• Exercise description
Search the records for "stroke" and copy each line that holds it.

• Records provided
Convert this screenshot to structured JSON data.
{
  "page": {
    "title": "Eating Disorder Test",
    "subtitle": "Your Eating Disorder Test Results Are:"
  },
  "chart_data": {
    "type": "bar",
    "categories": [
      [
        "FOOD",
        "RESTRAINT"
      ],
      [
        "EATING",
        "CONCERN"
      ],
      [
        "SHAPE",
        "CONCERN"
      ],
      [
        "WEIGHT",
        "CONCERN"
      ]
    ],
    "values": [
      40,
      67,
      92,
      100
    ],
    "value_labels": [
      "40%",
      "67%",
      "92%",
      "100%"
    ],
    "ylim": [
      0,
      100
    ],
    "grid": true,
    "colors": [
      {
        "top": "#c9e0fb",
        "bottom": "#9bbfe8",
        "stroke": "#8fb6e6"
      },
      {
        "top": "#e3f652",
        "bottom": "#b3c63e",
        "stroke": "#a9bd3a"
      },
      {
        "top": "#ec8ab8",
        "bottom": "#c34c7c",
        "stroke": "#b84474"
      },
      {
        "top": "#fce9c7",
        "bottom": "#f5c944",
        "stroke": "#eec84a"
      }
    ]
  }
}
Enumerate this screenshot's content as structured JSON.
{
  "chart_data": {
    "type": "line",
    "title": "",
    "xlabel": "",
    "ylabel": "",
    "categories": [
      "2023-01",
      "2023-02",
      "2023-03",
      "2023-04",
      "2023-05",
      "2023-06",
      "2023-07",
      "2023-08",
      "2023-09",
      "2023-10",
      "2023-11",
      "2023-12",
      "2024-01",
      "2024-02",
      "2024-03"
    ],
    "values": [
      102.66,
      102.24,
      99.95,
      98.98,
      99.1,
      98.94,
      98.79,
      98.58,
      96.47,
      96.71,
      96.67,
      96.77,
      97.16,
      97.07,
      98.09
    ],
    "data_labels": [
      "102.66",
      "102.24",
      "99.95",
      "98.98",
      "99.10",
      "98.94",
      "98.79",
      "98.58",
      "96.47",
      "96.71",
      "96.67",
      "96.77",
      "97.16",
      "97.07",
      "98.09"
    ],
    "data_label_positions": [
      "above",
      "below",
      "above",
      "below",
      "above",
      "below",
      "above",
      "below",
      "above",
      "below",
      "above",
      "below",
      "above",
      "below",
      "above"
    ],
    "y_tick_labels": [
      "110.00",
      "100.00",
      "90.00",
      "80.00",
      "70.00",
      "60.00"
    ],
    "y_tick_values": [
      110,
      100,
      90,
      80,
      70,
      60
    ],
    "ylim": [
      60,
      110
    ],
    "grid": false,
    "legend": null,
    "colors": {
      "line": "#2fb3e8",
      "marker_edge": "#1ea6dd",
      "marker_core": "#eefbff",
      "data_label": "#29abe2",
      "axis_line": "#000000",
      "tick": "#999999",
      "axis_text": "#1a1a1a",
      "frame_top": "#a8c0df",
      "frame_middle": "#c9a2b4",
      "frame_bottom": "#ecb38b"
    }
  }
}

...

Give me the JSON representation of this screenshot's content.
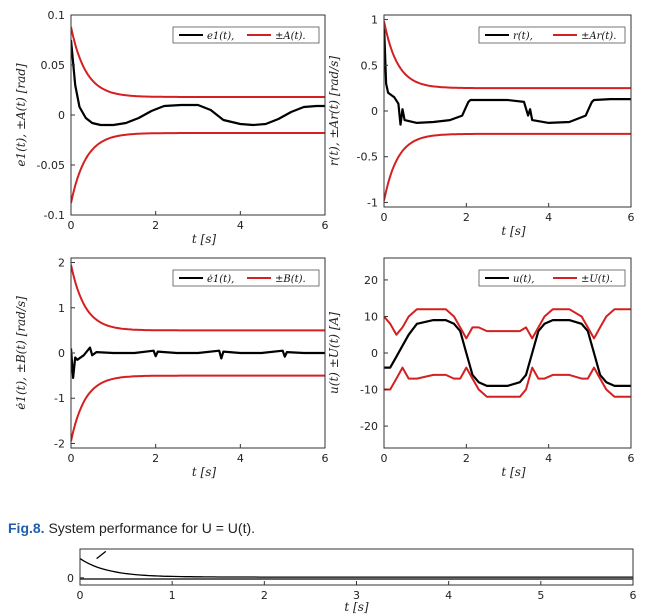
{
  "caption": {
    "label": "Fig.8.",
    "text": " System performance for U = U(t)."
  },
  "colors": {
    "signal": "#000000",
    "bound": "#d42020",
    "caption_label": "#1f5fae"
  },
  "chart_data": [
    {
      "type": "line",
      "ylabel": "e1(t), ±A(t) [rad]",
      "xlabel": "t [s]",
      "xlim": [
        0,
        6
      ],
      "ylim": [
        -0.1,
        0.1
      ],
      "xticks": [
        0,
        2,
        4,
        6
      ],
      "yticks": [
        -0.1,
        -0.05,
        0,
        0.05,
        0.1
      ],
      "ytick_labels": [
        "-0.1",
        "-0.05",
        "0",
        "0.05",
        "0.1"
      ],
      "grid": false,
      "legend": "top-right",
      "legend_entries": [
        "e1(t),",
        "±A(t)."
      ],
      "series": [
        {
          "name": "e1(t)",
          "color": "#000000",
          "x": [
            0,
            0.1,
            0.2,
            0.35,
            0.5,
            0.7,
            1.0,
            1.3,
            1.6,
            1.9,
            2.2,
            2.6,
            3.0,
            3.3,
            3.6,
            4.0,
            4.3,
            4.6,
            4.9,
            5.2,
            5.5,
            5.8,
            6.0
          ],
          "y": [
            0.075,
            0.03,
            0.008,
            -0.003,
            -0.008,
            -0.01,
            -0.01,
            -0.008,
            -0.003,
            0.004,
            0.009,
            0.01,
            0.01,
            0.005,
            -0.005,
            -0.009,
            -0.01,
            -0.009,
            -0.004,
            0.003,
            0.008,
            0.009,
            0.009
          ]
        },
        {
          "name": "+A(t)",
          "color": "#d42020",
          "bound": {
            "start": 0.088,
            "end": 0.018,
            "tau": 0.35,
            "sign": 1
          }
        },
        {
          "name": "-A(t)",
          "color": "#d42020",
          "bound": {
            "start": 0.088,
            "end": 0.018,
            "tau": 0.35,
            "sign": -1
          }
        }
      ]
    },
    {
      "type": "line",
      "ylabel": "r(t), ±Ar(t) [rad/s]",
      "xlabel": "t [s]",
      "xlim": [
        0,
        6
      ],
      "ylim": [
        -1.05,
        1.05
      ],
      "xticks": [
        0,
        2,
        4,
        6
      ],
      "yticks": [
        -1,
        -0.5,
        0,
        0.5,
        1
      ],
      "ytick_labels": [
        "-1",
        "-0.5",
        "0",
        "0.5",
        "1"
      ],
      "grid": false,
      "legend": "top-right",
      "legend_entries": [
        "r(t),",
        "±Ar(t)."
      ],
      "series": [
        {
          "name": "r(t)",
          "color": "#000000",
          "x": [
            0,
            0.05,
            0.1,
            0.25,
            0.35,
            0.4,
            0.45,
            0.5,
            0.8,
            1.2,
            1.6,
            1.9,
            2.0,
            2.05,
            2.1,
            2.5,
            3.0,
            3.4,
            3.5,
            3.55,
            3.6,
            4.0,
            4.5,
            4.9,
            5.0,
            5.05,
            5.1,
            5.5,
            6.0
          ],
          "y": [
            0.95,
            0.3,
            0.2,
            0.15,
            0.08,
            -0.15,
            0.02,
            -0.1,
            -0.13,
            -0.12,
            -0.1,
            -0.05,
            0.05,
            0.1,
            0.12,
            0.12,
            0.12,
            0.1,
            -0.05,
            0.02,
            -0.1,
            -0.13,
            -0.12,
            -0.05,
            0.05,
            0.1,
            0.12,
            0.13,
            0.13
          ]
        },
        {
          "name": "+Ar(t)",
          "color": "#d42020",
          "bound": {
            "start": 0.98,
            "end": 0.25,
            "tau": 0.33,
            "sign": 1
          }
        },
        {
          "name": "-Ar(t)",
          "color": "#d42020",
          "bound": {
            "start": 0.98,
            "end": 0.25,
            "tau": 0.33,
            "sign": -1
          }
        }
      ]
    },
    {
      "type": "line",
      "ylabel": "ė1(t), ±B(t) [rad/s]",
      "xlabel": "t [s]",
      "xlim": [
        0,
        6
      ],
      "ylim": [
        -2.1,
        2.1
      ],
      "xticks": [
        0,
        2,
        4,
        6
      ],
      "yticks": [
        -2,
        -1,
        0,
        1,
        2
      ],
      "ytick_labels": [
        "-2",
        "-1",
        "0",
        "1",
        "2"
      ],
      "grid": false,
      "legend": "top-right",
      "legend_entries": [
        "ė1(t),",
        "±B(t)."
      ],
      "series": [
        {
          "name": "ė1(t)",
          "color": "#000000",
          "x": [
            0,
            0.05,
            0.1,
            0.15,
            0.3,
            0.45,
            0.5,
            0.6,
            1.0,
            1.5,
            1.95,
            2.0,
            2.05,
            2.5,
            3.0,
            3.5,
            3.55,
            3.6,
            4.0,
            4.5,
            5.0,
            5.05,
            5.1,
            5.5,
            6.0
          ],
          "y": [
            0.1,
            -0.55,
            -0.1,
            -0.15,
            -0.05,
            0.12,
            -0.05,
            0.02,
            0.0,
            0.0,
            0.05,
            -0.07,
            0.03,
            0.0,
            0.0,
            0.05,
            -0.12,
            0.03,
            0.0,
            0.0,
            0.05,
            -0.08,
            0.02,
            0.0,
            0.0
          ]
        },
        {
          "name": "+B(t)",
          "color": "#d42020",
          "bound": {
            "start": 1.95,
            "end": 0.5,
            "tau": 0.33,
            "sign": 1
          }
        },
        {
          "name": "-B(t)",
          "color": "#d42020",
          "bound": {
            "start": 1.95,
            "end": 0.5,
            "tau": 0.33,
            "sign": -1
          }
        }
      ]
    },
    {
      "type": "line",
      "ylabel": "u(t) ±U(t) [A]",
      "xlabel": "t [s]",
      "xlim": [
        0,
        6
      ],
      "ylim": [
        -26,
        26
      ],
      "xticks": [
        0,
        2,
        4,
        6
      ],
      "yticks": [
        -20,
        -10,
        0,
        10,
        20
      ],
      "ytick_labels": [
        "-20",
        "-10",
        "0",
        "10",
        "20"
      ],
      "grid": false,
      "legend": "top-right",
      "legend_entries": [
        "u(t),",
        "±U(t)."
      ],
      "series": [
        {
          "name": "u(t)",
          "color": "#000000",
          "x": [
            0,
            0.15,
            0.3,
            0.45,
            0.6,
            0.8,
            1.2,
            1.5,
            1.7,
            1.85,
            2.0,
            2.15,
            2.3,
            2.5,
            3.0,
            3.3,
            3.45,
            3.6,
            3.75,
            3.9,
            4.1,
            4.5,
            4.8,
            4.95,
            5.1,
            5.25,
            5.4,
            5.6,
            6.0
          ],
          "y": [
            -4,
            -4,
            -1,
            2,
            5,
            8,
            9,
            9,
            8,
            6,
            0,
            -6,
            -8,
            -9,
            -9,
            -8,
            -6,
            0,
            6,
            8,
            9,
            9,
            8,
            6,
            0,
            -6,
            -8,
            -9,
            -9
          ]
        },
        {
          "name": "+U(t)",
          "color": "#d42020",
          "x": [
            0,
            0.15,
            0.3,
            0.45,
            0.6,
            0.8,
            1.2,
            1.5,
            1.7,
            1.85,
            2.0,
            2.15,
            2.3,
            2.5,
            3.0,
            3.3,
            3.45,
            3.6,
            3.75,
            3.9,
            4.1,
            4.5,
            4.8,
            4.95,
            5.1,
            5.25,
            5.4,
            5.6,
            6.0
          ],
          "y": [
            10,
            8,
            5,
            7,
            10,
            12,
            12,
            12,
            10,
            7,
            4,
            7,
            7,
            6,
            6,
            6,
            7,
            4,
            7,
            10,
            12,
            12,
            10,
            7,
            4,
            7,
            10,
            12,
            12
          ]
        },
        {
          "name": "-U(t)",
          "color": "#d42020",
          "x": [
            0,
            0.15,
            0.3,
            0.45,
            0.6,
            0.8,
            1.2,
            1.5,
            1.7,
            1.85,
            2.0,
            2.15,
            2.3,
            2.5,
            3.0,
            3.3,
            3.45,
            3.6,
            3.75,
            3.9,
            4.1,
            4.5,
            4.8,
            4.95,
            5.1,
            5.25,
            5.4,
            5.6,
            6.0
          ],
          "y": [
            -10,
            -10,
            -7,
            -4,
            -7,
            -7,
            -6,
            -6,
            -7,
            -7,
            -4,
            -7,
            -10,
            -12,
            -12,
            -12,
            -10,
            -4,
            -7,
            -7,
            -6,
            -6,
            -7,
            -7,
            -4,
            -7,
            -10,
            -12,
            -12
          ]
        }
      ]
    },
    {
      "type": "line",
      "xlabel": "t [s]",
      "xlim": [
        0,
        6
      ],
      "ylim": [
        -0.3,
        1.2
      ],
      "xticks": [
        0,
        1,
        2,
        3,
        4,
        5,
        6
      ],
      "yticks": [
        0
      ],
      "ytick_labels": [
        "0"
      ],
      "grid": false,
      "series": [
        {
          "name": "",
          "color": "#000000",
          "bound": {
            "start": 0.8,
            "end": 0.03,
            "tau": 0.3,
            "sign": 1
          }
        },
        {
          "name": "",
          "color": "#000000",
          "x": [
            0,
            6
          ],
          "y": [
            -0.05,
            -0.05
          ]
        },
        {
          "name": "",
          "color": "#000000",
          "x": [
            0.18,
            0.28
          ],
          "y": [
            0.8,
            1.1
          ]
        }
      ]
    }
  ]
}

• Response for this exercise
        "stroke": "#8fb6e6"
        "stroke": "#a9bd3a"
        "stroke": "#b84474"
        "stroke": "#eec84a"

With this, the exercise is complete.